─── DATA SHOWN ───
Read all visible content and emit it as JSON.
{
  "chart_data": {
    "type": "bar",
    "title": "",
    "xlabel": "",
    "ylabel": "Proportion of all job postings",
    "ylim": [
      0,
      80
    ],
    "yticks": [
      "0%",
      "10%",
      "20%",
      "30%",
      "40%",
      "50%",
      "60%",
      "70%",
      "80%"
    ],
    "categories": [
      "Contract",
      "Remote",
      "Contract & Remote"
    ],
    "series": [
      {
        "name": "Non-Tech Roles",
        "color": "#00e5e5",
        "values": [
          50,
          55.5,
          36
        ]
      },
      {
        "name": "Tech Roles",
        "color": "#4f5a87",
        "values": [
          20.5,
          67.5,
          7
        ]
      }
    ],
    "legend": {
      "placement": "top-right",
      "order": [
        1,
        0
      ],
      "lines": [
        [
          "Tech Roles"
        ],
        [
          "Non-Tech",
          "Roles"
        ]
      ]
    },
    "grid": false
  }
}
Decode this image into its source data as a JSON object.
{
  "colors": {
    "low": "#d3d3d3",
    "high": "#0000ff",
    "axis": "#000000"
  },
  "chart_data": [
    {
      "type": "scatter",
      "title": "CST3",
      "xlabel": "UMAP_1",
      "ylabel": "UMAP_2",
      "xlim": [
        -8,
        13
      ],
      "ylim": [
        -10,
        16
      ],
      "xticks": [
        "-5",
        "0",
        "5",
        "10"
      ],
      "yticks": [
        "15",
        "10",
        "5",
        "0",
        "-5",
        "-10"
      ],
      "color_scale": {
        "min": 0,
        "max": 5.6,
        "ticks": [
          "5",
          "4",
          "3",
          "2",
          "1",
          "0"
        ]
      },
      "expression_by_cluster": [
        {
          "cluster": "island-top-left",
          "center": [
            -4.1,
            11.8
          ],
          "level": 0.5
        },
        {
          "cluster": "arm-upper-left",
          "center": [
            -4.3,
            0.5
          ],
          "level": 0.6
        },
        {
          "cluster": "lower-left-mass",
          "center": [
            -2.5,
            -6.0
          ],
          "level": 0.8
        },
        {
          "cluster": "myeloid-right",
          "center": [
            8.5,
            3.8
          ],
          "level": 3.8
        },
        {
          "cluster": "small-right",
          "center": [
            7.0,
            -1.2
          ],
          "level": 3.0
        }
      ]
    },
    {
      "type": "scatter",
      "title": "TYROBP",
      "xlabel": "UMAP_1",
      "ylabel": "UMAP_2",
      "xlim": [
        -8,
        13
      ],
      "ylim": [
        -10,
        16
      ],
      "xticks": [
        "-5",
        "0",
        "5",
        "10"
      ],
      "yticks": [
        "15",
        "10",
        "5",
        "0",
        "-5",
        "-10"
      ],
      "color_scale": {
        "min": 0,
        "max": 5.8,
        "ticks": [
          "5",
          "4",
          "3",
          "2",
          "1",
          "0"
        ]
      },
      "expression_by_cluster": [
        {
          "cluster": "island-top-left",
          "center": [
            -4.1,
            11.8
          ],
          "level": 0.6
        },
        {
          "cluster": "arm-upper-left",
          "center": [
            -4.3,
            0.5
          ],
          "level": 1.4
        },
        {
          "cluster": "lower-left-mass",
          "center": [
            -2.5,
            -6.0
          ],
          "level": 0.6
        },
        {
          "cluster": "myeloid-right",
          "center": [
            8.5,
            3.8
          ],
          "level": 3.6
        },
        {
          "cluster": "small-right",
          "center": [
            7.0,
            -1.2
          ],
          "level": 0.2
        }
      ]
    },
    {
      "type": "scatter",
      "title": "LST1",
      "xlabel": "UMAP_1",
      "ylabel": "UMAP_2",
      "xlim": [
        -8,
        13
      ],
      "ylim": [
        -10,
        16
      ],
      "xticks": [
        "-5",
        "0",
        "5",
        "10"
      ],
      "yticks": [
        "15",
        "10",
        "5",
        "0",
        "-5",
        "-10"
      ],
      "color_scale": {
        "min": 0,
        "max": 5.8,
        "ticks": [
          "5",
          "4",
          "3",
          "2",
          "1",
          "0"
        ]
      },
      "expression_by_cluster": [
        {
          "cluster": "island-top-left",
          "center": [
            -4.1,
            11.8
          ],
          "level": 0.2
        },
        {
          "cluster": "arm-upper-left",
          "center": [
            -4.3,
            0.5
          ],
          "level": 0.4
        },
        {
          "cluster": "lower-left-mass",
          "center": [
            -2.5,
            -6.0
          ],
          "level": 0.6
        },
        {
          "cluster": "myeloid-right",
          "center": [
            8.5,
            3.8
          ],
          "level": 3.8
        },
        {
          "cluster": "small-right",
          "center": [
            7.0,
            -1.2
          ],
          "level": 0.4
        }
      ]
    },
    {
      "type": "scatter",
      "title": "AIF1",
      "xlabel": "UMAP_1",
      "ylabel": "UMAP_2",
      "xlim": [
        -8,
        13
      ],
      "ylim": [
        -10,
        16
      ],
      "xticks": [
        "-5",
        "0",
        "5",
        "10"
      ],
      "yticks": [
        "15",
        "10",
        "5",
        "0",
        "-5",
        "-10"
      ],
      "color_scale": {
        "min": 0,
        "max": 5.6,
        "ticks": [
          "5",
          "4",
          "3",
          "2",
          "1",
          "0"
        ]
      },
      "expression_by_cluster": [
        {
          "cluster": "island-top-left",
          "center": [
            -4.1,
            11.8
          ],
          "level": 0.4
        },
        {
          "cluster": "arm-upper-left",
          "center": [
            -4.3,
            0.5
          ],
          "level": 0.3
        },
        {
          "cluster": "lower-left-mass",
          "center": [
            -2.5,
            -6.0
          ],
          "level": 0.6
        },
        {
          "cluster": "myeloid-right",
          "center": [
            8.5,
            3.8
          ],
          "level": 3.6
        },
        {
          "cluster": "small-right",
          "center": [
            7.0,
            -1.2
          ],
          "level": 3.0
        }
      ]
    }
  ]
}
───
### REQUEST
Write out all of the records once more, exactly.

### EXERCISE SOLUTION
Read all visible content and emit it as JSON.
{
  "chart_data": {
    "type": "bar",
    "title": "",
    "xlabel": "",
    "ylabel": "Proportion of all job postings",
    "ylim": [
      0,
      80
    ],
    "yticks": [
      "0%",
      "10%",
      "20%",
      "30%",
      "40%",
      "50%",
      "60%",
      "70%",
      "80%"
    ],
    "categories": [
      "Contract",
      "Remote",
      "Contract & Remote"
    ],
    "series": [
      {
        "name": "Non-Tech Roles",
        "color": "#00e5e5",
        "values": [
          50,
          55.5,
          36
        ]
      },
      {
        "name": "Tech Roles",
        "color": "#4f5a87",
        "values": [
          20.5,
          67.5,
          7
        ]
      }
    ],
    "legend": {
      "placement": "top-right",
      "order": [
        1,
        0
      ],
      "lines": [
        [
          "Tech Roles"
        ],
        [
          "Non-Tech",
          "Roles"
        ]
      ]
    },
    "grid": false
  }
}
Decode this image into its source data as a JSON object.
{
  "colors": {
    "low": "#d3d3d3",
    "high": "#0000ff",
    "axis": "#000000"
  },
  "chart_data": [
    {
      "type": "scatter",
      "title": "CST3",
      "xlabel": "UMAP_1",
      "ylabel": "UMAP_2",
      "xlim": [
        -8,
        13
      ],
      "ylim": [
        -10,
        16
      ],
      "xticks": [
        "-5",
        "0",
        "5",
        "10"
      ],
      "yticks": [
        "15",
        "10",
        "5",
        "0",
        "-5",
        "-10"
      ],
      "color_scale": {
        "min": 0,
        "max": 5.6,
        "ticks": [
          "5",
          "4",
          "3",
          "2",
          "1",
          "0"
        ]
      },
      "expression_by_cluster": [
        {
          "cluster": "island-top-left",
          "center": [
            -4.1,
            11.8
          ],
          "level": 0.5
        },
        {
          "cluster": "arm-upper-left",
          "center": [
            -4.3,
            0.5
          ],
          "level": 0.6
        },
        {
          "cluster": "lower-left-mass",
          "center": [
            -2.5,
            -6.0
          ],
          "level": 0.8
        },
        {
          "cluster": "myeloid-right",
          "center": [
            8.5,
            3.8
          ],
          "level": 3.8
        },
        {
          "cluster": "small-right",
          "center": [
            7.0,
            -1.2
          ],
          "level": 3.0
        }
      ]
    },
    {
      "type": "scatter",
      "title": "TYROBP",
      "xlabel": "UMAP_1",
      "ylabel": "UMAP_2",
      "xlim": [
        -8,
        13
      ],
      "ylim": [
        -10,
        16
      ],
      "xticks": [
        "-5",
        "0",
        "5",
        "10"
      ],
      "yticks": [
        "15",
        "10",
        "5",
        "0",
        "-5",
        "-10"
      ],
      "color_scale": {
        "min": 0,
        "max": 5.8,
        "ticks": [
          "5",
          "4",
          "3",
          "2",
          "1",
          "0"
        ]
      },
      "expression_by_cluster": [
        {
          "cluster": "island-top-left",
          "center": [
            -4.1,
            11.8
          ],
          "level": 0.6
        },
        {
          "cluster": "arm-upper-left",
          "center": [
            -4.3,
            0.5
          ],
          "level": 1.4
        },
        {
          "cluster": "lower-left-mass",
          "center": [
            -2.5,
            -6.0
          ],
          "level": 0.6
        },
        {
          "cluster": "myeloid-right",
          "center": [
            8.5,
            3.8
          ],
          "level": 3.6
        },
        {
          "cluster": "small-right",
          "center": [
            7.0,
            -1.2
          ],
          "level": 0.2
        }
      ]
    },
    {
      "type": "scatter",
      "title": "LST1",
      "xlabel": "UMAP_1",
      "ylabel": "UMAP_2",
      "xlim": [
        -8,
        13
      ],
      "ylim": [
        -10,
        16
      ],
      "xticks": [
        "-5",
        "0",
        "5",
        "10"
      ],
      "yticks": [
        "15",
        "10",
        "5",
        "0",
        "-5",
        "-10"
      ],
      "color_scale": {
        "min": 0,
        "max": 5.8,
        "ticks": [
          "5",
          "4",
          "3",
          "2",
          "1",
          "0"
        ]
      },
      "expression_by_cluster": [
        {
          "cluster": "island-top-left",
          "center": [
            -4.1,
            11.8
          ],
          "level": 0.2
        },
        {
          "cluster": "arm-upper-left",
          "center": [
            -4.3,
            0.5
          ],
          "level": 0.4
        },
        {
          "cluster": "lower-left-mass",
          "center": [
            -2.5,
            -6.0
          ],
          "level": 0.6
        },
        {
          "cluster": "myeloid-right",
          "center": [
            8.5,
            3.8
          ],
          "level": 3.8
        },
        {
          "cluster": "small-right",
          "center": [
            7.0,
            -1.2
          ],
          "level": 0.4
        }
      ]
    },
    {
      "type": "scatter",
      "title": "AIF1",
      "xlabel": "UMAP_1",
      "ylabel": "UMAP_2",
      "xlim": [
        -8,
        13
      ],
      "ylim": [
        -10,
        16
      ],
      "xticks": [
        "-5",
        "0",
        "5",
        "10"
      ],
      "yticks": [
        "15",
        "10",
        "5",
        "0",
        "-5",
        "-10"
      ],
      "color_scale": {
        "min": 0,
        "max": 5.6,
        "ticks": [
          "5",
          "4",
          "3",
          "2",
          "1",
          "0"
        ]
      },
      "expression_by_cluster": [
        {
          "cluster": "island-top-left",
          "center": [
            -4.1,
            11.8
          ],
          "level": 0.4
        },
        {
          "cluster": "arm-upper-left",
          "center": [
            -4.3,
            0.5
          ],
          "level": 0.3
        },
        {
          "cluster": "lower-left-mass",
          "center": [
            -2.5,
            -6.0
          ],
          "level": 0.6
        },
        {
          "cluster": "myeloid-right",
          "center": [
            8.5,
            3.8
          ],
          "level": 3.6
        },
        {
          "cluster": "small-right",
          "center": [
            7.0,
            -1.2
          ],
          "level": 3.0
        }
      ]
    }
  ]
}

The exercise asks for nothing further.